-- start Record set --
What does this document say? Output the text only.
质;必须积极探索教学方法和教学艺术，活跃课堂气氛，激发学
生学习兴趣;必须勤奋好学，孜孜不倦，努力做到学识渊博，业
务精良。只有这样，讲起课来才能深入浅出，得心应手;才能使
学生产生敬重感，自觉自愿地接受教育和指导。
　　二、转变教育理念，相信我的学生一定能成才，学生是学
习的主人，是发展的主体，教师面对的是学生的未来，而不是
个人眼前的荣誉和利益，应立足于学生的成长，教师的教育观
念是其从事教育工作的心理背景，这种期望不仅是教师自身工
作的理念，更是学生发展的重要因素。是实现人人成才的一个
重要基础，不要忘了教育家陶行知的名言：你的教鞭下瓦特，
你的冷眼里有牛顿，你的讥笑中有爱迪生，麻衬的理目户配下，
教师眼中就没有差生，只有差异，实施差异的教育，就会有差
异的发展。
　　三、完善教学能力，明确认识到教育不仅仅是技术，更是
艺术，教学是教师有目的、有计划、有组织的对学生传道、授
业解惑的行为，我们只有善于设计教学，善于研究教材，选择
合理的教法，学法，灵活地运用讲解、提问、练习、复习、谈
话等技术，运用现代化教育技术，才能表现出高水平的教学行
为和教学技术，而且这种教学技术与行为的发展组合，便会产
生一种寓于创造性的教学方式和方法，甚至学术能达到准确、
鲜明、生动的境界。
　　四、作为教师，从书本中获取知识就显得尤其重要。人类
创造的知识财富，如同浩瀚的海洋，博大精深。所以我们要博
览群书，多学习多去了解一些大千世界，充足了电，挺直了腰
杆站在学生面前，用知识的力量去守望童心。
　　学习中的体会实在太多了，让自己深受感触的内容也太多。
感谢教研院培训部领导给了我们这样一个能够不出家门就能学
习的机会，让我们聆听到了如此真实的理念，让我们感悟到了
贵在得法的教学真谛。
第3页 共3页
-- end Record set --
## Your goal
Go through the listing and copy all of it exactly.

## Answer below
What does this document say? Output the text only.
质;必须积极探索教学方法和教学艺术，活跃课堂气氛，激发学
生学习兴趣;必须勤奋好学，孜孜不倦，努力做到学识渊博，业
务精良。只有这样，讲起课来才能深入浅出，得心应手;才能使
学生产生敬重感，自觉自愿地接受教育和指导。
　　二、转变教育理念，相信我的学生一定能成才，学生是学
习的主人，是发展的主体，教师面对的是学生的未来，而不是
个人眼前的荣誉和利益，应立足于学生的成长，教师的教育观
念是其从事教育工作的心理背景，这种期望不仅是教师自身工
作的理念，更是学生发展的重要因素。是实现人人成才的一个
重要基础，不要忘了教育家陶行知的名言：你的教鞭下瓦特，
你的冷眼里有牛顿，你的讥笑中有爱迪生，麻衬的理目户配下，
教师眼中就没有差生，只有差异，实施差异的教育，就会有差
异的发展。
　　三、完善教学能力，明确认识到教育不仅仅是技术，更是
艺术，教学是教师有目的、有计划、有组织的对学生传道、授
业解惑的行为，我们只有善于设计教学，善于研究教材，选择
合理的教法，学法，灵活地运用讲解、提问、练习、复习、谈
话等技术，运用现代化教育技术，才能表现出高水平的教学行
为和教学技术，而且这种教学技术与行为的发展组合，便会产
生一种寓于创造性的教学方式和方法，甚至学术能达到准确、
鲜明、生动的境界。
　　四、作为教师，从书本中获取知识就显得尤其重要。人类
创造的知识财富，如同浩瀚的海洋，博大精深。所以我们要博
览群书，多学习多去了解一些大千世界，充足了电，挺直了腰
杆站在学生面前，用知识的力量去守望童心。
　　学习中的体会实在太多了，让自己深受感触的内容也太多。
感谢教研院培训部领导给了我们这样一个能够不出家门就能学
习的机会，让我们聆听到了如此真实的理念，让我们感悟到了
贵在得法的教学真谛。
第3页 共3页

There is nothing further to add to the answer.